- Set problem
Look through the material below and give the number of lines holding "Board", with no other words.

- Available data
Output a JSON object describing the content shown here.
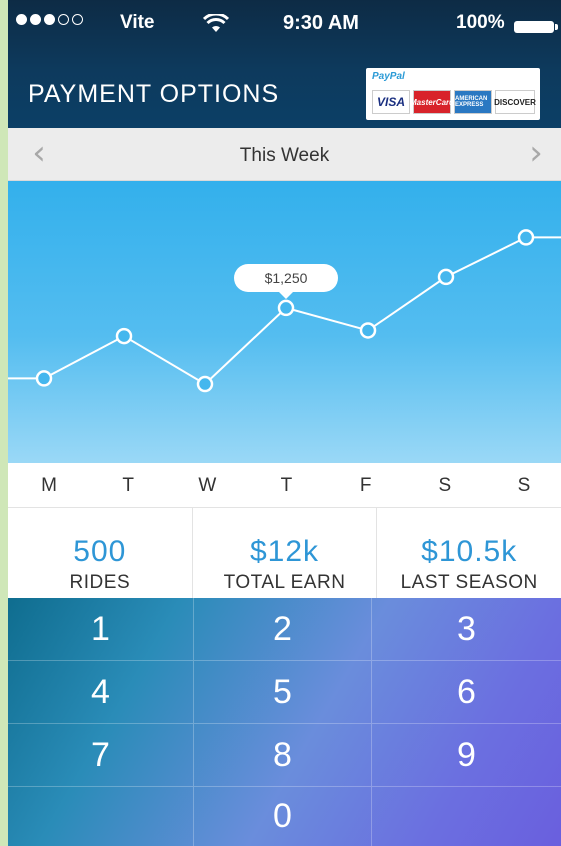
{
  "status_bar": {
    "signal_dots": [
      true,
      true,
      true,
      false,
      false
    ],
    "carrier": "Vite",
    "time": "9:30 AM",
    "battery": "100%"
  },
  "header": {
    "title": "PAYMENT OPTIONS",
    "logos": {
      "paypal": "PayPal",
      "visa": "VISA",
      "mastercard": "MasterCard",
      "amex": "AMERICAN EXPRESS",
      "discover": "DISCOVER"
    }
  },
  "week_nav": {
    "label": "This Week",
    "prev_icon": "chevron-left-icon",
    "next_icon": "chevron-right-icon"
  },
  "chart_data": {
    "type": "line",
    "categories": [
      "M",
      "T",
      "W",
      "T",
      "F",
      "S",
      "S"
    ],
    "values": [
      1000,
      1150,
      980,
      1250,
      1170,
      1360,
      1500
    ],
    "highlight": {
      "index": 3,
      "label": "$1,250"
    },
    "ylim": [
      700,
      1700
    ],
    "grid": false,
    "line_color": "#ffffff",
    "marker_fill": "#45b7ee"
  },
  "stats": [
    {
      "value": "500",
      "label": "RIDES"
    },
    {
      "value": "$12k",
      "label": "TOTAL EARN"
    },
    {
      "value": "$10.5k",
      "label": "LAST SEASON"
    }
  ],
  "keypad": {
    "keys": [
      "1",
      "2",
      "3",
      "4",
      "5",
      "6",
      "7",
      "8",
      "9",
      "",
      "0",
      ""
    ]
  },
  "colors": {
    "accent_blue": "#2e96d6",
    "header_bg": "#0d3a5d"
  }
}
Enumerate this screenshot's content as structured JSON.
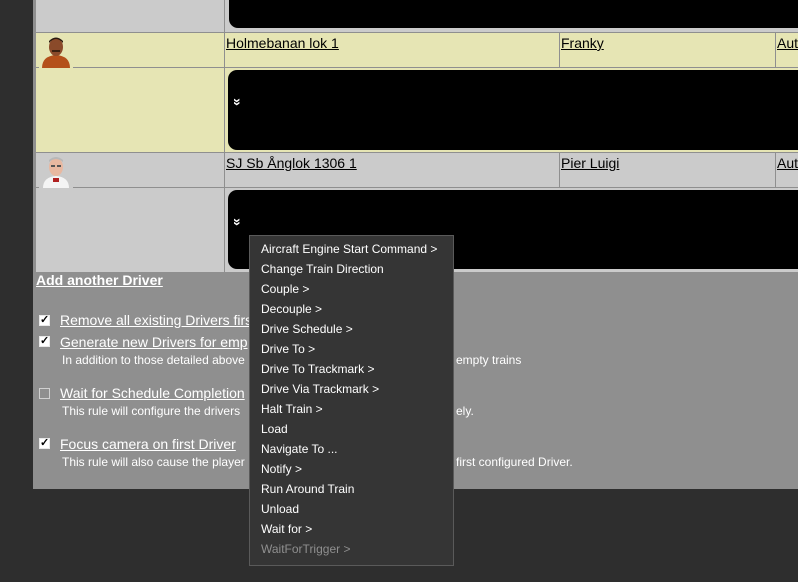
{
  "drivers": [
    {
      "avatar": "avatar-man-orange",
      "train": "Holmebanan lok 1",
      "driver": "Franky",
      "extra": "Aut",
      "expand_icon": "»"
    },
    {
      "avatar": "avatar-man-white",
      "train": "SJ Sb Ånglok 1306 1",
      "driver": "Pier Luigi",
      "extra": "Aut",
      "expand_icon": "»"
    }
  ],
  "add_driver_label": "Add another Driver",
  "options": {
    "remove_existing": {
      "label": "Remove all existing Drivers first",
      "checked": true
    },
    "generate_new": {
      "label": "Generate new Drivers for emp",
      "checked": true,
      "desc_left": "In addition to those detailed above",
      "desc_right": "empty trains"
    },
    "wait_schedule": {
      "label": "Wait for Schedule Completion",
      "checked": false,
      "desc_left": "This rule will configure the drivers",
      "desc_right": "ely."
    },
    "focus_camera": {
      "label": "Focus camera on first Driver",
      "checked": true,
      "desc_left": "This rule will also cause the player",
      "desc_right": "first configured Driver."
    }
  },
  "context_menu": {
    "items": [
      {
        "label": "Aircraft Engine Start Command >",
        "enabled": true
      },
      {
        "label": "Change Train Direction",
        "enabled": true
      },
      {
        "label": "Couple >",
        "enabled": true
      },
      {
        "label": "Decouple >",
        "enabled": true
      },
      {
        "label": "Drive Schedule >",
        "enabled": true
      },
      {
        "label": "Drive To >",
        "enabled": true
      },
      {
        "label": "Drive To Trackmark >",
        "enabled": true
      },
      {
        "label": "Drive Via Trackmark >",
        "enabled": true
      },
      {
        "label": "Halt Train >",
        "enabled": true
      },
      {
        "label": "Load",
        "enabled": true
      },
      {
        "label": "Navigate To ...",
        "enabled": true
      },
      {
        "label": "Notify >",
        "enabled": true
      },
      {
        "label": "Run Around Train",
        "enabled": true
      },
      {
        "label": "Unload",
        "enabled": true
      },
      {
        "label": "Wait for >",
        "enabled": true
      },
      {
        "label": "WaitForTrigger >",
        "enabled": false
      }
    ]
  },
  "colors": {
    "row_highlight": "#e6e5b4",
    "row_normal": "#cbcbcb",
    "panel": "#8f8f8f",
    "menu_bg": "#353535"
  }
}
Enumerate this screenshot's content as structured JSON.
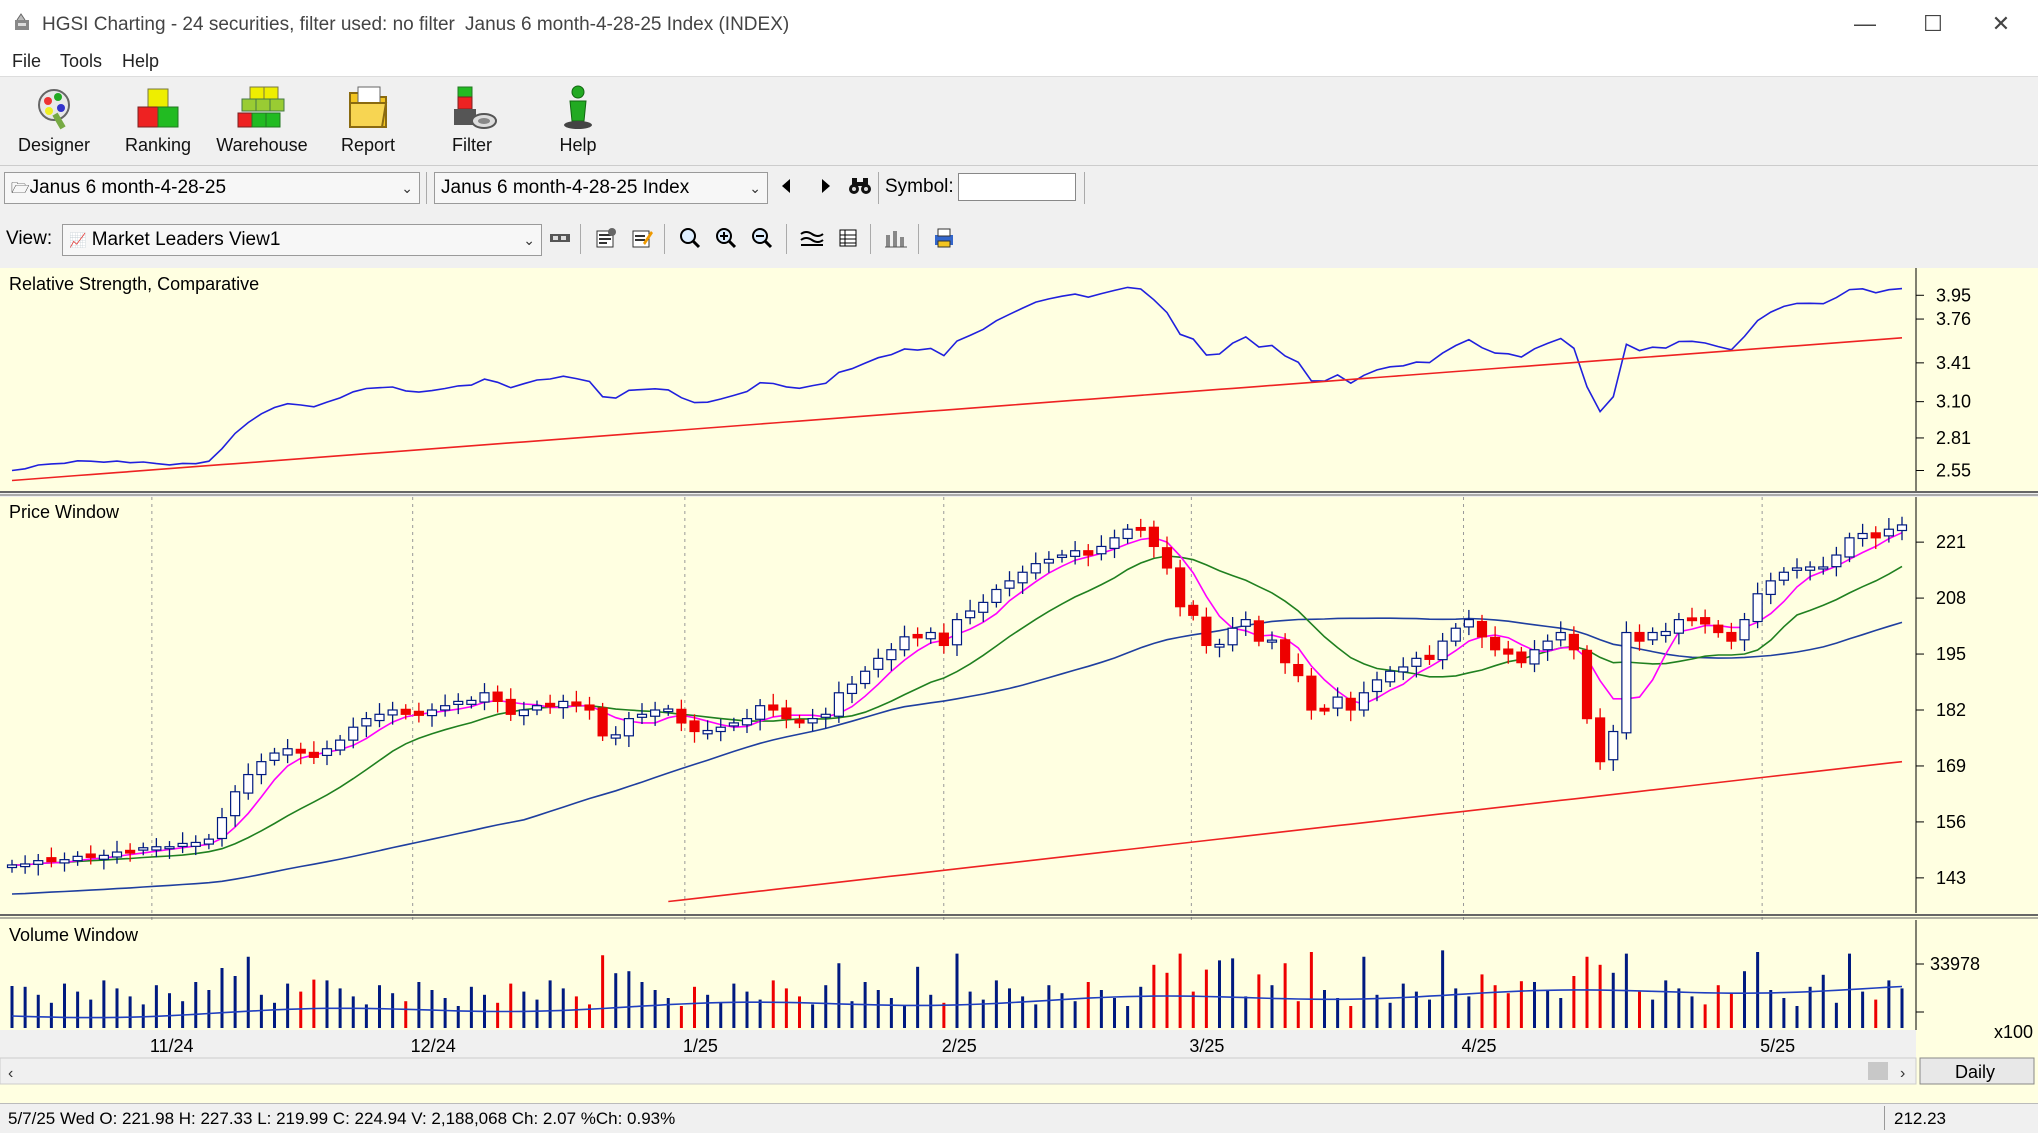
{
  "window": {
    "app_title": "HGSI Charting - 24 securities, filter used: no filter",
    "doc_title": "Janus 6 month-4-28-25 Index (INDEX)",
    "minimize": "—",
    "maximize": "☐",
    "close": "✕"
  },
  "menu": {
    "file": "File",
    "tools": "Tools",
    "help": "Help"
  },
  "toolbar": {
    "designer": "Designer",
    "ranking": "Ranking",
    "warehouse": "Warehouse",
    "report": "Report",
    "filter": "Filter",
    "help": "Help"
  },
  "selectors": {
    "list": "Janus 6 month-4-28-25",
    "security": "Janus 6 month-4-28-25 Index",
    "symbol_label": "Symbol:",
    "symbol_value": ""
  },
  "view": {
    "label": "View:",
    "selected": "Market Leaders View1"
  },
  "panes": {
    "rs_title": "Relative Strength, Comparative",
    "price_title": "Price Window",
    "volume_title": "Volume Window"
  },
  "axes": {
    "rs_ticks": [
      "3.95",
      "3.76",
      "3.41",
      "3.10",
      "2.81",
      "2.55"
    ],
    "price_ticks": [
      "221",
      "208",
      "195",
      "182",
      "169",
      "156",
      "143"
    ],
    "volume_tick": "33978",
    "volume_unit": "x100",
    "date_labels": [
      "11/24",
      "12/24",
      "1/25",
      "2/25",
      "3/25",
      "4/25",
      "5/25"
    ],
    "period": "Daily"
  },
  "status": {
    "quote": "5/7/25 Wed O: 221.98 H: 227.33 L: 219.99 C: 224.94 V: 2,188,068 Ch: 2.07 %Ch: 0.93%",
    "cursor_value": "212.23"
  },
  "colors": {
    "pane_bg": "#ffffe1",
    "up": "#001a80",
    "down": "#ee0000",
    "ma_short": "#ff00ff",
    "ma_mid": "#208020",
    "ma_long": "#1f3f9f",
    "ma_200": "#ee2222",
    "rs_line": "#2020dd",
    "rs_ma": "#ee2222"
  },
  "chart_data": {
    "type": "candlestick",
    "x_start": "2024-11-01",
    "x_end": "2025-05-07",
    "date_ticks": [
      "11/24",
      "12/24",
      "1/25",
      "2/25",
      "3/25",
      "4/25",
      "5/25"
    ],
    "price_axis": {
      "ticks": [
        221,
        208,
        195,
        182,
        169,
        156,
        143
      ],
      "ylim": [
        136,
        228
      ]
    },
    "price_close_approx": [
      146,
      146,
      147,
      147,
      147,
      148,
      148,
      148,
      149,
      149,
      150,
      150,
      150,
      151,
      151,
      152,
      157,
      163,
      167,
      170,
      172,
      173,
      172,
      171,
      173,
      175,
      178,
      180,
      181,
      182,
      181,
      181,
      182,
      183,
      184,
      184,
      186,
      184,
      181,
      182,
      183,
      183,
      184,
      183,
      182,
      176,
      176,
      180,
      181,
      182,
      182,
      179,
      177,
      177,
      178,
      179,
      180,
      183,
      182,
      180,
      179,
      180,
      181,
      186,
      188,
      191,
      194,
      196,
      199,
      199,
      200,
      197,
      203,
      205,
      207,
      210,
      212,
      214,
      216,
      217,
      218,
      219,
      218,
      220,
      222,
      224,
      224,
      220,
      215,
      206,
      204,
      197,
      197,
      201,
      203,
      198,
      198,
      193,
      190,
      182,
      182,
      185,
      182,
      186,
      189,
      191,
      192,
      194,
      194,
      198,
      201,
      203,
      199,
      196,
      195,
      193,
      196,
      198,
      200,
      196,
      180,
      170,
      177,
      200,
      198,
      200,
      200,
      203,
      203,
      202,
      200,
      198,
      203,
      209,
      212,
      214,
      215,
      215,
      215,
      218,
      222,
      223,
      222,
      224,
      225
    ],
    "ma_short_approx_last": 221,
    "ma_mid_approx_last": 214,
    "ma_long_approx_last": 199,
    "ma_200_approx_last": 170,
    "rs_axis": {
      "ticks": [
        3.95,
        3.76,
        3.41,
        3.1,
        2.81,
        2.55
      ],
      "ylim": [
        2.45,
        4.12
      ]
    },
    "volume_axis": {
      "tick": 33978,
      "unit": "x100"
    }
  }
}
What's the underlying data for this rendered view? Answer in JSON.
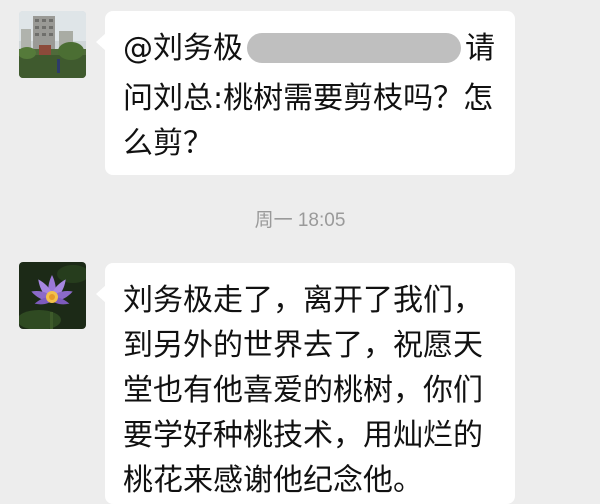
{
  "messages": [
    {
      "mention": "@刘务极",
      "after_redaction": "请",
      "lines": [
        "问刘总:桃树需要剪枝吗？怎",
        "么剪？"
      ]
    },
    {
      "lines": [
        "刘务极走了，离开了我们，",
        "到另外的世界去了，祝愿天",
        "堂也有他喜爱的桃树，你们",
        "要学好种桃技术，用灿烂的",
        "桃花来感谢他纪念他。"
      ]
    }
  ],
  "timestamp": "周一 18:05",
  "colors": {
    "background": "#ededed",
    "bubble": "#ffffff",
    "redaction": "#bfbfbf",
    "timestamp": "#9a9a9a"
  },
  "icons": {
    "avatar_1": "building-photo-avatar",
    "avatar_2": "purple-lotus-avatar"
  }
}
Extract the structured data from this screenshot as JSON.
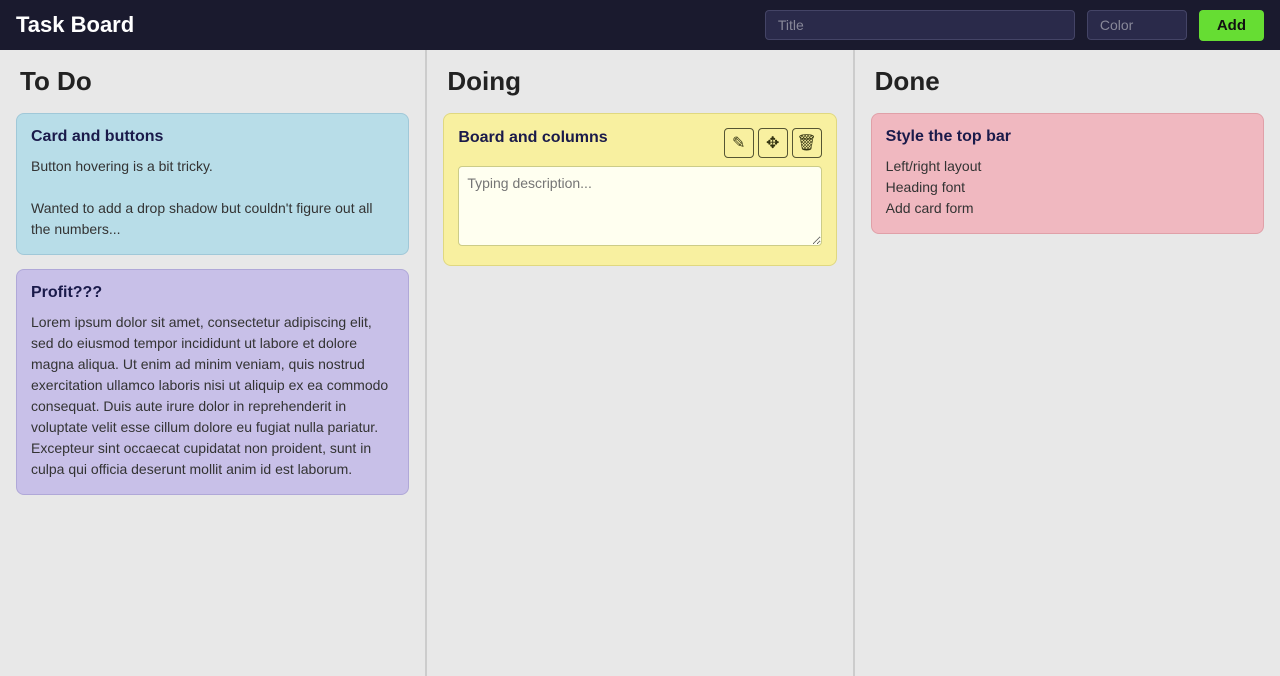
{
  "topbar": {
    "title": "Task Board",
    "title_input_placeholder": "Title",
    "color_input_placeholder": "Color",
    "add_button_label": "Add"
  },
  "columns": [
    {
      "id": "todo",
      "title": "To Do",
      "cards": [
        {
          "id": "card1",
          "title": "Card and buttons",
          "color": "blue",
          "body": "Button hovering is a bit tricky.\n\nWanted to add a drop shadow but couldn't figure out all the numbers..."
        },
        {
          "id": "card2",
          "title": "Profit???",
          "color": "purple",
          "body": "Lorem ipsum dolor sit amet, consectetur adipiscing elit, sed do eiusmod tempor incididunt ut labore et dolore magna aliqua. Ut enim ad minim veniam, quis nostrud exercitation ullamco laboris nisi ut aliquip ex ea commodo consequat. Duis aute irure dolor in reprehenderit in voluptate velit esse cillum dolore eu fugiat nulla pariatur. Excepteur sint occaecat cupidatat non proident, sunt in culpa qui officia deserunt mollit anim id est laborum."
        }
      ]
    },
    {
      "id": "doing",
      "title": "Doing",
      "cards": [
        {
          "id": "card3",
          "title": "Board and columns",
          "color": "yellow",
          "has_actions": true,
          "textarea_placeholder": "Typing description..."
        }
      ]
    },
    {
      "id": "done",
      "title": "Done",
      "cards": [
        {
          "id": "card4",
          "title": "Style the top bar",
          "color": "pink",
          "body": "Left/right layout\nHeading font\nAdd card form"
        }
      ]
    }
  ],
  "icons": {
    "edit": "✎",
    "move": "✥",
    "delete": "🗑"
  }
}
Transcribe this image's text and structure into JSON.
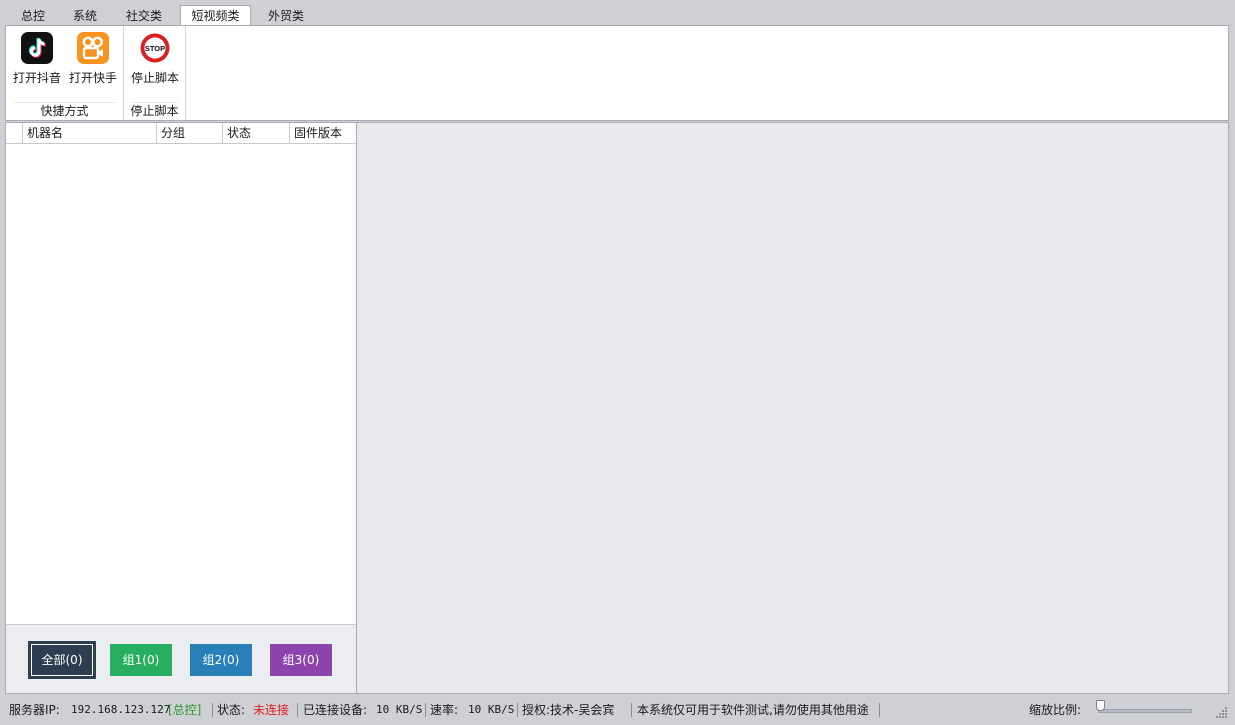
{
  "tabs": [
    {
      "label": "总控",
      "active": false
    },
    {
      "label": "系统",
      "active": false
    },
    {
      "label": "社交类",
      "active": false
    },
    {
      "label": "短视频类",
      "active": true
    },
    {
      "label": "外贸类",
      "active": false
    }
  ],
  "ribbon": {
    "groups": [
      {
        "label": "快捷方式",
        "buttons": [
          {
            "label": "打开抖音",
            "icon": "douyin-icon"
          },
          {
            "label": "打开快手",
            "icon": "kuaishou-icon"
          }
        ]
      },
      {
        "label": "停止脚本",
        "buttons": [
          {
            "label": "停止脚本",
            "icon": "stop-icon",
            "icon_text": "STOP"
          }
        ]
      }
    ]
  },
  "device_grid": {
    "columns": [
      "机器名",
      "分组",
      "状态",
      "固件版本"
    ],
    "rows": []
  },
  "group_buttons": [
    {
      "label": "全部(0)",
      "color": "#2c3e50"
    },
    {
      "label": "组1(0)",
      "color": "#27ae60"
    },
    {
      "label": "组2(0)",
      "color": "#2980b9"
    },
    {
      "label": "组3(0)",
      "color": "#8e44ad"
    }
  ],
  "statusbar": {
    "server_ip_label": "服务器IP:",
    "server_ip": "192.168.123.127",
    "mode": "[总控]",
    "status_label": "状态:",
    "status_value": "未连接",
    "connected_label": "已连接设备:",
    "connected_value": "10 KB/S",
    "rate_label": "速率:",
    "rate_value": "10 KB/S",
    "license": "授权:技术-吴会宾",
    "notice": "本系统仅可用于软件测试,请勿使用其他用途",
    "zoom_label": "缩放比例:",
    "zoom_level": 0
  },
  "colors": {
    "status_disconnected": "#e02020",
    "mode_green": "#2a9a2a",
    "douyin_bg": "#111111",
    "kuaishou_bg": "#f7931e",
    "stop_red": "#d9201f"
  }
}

- Answer to the exercise
2